··· Excerpted data ···
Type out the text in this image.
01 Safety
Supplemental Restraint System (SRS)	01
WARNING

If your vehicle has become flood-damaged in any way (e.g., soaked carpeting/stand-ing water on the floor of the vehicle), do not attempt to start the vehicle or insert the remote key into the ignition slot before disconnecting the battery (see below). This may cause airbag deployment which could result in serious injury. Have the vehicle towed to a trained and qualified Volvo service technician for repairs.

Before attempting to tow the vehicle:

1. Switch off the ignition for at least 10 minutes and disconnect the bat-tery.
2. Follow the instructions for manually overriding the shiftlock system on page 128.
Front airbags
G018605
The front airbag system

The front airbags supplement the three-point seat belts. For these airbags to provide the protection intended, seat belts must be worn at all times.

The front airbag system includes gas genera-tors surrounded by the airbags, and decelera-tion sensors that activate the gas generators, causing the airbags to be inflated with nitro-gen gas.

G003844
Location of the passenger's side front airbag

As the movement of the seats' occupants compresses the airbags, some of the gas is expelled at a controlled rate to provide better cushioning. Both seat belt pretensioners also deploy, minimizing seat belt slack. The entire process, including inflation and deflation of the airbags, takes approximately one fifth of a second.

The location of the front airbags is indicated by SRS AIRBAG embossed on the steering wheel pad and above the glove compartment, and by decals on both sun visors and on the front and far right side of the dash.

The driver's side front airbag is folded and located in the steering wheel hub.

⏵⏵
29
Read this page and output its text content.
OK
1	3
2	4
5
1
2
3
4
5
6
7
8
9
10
···
→ **Instructions to follow**:
Pull out each line holding the string "side".

→ **Finished task**:
Location of the passenger's side front airbag
The location of the front airbags is indicated by SRS AIRBAG embossed on the steering wheel pad and above the glove compartment, and by decals on both sun visors and on the front and far right side of the dash.
The driver's side front airbag is folded and located in the steering wheel hub.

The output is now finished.